Extracted records |
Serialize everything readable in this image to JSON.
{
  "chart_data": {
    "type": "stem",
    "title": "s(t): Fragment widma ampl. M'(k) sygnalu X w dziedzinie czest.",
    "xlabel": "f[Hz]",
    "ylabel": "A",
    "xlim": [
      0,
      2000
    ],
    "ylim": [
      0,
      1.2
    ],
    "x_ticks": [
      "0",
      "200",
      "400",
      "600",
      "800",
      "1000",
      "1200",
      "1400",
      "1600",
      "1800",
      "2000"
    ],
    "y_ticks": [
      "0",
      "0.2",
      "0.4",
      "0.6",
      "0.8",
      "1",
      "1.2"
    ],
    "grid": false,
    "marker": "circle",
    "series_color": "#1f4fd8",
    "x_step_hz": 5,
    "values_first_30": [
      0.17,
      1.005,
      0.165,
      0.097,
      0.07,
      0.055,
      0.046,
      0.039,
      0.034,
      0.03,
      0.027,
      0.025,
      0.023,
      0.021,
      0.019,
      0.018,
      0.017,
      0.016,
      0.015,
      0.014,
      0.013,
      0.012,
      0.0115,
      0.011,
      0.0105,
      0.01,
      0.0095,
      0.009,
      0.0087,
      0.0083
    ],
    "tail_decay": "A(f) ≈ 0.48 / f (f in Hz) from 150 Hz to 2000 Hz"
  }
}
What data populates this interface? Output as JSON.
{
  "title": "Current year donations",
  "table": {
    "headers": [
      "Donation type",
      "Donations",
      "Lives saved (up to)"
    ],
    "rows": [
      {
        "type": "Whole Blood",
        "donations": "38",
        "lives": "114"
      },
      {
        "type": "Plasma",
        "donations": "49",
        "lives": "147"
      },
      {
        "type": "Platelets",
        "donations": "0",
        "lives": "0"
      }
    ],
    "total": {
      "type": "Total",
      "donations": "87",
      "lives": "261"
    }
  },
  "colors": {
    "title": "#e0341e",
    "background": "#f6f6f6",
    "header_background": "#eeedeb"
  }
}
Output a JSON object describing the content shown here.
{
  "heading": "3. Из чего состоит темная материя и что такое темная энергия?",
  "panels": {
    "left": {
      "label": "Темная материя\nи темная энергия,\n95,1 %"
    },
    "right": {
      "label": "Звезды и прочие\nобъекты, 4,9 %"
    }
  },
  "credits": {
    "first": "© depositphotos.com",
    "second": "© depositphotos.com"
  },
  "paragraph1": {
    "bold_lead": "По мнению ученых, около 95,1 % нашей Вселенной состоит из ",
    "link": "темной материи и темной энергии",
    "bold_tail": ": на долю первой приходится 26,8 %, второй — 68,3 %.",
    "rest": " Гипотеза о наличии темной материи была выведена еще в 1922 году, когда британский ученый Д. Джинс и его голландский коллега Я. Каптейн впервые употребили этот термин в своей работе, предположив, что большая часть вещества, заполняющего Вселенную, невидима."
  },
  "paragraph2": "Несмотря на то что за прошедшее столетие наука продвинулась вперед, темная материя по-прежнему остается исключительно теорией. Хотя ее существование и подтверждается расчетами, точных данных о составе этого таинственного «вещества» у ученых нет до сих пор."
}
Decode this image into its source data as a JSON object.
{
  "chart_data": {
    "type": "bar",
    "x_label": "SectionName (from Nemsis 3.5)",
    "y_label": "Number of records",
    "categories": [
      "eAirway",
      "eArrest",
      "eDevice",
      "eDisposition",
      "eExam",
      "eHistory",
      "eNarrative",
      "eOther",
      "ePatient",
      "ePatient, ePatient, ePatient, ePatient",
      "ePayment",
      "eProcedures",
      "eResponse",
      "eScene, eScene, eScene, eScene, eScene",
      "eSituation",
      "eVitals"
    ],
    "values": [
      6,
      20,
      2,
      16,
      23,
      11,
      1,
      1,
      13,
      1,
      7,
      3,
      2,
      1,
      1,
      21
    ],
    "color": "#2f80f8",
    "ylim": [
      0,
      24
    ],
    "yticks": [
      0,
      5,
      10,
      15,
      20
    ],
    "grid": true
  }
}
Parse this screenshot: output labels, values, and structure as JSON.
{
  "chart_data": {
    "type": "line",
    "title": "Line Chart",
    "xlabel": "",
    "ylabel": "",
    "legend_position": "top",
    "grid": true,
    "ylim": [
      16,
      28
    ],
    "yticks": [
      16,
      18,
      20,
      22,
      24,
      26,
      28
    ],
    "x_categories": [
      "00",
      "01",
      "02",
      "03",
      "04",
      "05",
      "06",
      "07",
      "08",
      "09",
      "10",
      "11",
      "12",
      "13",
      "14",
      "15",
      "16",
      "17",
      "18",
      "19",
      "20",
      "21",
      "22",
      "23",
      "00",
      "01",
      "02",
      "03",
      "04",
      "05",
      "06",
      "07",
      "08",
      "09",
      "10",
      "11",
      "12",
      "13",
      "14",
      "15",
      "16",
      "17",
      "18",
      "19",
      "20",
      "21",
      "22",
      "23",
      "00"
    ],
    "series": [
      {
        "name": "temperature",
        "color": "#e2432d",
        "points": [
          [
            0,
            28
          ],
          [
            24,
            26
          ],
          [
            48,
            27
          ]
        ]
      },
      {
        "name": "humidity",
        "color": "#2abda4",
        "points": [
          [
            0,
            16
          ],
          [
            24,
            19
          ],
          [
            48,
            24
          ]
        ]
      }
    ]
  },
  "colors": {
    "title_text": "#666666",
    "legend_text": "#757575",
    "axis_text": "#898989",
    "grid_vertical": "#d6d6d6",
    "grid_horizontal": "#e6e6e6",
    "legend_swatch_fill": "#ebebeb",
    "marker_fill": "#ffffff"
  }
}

AIM | Find and count the lines of the data that include the string "темная", and report that figure by itself.

REPLY | 3